EXERCISE BRIEF –
Copy each line of the records that contains the word "nunnery".

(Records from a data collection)
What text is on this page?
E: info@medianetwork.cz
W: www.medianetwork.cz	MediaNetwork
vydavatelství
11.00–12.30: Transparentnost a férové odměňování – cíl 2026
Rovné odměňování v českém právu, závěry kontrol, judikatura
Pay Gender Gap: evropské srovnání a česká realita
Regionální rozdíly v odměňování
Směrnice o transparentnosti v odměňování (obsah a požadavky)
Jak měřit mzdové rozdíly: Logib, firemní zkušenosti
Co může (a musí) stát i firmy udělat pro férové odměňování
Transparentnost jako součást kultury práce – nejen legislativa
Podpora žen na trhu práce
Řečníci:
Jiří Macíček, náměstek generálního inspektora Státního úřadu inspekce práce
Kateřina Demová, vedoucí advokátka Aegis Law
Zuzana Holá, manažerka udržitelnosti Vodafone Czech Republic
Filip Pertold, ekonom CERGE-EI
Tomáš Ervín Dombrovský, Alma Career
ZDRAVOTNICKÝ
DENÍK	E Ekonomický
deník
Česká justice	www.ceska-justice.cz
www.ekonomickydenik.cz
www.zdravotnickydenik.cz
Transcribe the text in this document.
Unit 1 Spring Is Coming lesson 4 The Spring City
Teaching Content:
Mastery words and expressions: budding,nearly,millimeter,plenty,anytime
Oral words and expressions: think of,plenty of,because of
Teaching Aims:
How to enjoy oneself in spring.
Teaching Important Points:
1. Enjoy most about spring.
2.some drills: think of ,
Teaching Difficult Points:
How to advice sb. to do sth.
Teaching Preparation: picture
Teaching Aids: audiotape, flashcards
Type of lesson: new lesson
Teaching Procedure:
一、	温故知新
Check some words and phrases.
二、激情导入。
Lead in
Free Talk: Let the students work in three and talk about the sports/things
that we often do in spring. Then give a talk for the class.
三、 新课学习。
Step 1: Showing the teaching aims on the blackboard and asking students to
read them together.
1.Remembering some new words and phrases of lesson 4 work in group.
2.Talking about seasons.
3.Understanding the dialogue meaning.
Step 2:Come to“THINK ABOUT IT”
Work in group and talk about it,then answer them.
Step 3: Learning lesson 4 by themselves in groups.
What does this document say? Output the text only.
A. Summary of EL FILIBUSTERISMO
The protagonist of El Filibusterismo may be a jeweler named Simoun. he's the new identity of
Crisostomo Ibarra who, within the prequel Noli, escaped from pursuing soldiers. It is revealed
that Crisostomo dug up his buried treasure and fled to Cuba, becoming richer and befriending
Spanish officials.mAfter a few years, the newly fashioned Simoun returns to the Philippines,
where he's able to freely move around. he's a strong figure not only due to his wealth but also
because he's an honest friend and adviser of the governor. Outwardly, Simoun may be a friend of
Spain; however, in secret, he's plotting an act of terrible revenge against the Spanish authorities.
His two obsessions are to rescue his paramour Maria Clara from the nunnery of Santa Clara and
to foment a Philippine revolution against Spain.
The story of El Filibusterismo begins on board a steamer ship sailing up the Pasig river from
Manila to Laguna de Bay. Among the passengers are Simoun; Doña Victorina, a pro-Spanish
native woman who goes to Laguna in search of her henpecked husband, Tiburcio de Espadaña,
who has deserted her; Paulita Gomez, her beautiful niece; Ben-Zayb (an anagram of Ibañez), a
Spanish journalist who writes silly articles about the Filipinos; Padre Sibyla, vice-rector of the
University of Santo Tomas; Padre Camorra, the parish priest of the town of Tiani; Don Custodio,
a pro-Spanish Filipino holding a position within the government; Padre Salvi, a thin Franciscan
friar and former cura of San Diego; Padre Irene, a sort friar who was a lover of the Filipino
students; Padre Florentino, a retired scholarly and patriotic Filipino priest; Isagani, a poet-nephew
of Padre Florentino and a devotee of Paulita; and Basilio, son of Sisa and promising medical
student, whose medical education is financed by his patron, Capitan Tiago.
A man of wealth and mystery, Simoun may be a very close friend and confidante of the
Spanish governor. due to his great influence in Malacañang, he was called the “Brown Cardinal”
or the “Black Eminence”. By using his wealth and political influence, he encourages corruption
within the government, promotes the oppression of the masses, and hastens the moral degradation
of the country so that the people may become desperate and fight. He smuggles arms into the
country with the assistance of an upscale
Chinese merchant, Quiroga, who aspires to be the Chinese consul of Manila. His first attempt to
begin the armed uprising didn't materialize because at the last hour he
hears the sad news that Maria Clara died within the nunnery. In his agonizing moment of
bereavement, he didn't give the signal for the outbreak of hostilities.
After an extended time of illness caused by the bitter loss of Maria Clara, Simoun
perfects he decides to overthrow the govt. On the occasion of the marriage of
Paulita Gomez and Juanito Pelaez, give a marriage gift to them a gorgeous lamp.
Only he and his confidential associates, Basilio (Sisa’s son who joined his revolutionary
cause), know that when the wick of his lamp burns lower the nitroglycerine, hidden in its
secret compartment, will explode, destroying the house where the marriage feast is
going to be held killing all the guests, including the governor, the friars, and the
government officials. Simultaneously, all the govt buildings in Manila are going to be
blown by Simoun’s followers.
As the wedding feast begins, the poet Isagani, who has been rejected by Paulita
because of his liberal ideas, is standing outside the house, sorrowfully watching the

RESULT OF THIS TASK –
His two obsessions are to rescue his paramour Maria Clara from the nunnery of Santa Clara and
hears the sad news that Maria Clara died within the nunnery. In his agonizing moment of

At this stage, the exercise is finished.